◆ Work to do ◆
Among the lines below, list those containing the string "ffffff".

◆ Data for processing ◆
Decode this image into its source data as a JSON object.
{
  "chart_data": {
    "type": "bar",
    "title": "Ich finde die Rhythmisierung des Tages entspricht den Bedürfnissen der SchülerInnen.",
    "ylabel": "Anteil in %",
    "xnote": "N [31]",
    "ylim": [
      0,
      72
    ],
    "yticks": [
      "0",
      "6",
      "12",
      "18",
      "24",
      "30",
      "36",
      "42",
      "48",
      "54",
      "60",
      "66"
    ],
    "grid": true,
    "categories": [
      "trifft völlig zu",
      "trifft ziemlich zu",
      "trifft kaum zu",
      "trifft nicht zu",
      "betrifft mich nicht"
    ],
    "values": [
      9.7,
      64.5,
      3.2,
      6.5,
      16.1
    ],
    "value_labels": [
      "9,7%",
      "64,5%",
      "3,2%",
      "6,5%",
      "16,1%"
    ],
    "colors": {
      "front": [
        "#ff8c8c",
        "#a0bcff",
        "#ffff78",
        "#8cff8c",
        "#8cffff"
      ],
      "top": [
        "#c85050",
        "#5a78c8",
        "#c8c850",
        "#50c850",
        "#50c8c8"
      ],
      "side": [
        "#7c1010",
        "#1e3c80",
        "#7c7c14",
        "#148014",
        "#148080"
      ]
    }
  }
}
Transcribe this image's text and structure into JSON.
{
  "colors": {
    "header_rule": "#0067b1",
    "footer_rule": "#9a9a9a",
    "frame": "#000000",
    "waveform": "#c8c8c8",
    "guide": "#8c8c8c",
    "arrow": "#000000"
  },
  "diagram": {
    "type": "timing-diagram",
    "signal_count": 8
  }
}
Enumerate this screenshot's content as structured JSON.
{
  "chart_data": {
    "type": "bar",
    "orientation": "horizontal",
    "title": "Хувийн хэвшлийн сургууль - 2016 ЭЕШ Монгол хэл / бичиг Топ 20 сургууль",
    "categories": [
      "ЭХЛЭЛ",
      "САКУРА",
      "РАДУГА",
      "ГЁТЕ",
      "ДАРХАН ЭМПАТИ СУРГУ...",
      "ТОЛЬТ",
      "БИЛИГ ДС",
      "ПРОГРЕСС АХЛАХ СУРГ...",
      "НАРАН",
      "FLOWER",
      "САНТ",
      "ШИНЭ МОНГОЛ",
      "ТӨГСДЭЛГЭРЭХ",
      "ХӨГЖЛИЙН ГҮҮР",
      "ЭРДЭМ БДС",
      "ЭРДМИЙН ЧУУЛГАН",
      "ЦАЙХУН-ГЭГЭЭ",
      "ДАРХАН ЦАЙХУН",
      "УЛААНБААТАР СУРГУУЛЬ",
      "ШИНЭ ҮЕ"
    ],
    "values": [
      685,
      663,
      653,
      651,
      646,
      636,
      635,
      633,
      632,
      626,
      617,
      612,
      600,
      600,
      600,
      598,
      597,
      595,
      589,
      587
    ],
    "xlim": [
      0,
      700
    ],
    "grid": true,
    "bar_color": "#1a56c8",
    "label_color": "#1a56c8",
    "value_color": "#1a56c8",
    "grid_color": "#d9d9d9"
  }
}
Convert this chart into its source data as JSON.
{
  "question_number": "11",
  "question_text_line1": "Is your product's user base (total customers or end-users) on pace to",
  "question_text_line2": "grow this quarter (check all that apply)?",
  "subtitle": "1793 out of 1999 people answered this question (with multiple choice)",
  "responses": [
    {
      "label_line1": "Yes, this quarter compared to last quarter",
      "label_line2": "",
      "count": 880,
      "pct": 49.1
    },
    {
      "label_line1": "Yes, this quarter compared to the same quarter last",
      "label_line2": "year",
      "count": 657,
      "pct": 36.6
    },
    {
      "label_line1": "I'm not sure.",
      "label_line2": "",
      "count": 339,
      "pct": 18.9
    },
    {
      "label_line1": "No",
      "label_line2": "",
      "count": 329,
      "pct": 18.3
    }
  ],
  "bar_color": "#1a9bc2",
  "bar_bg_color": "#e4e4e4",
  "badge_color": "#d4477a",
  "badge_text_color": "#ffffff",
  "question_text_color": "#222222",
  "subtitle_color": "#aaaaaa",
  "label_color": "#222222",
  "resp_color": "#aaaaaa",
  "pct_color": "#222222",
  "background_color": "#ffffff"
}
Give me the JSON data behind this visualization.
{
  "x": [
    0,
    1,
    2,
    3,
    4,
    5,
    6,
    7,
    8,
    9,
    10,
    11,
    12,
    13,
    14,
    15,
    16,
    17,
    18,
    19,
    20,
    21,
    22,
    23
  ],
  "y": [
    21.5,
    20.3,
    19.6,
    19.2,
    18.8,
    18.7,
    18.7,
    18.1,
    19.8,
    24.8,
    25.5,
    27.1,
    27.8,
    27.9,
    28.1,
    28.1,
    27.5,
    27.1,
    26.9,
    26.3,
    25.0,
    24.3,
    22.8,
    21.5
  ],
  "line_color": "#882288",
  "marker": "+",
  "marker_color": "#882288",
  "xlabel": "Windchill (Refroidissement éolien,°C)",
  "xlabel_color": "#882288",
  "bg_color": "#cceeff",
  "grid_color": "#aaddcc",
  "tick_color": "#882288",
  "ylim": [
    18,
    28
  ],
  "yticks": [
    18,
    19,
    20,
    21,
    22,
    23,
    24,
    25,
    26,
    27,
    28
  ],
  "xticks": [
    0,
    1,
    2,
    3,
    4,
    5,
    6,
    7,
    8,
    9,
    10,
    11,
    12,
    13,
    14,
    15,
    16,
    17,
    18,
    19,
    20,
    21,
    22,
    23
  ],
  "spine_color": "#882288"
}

◆ Correct result ◆
  "badge_text_color": "#ffffff",
  "background_color": "#ffffff"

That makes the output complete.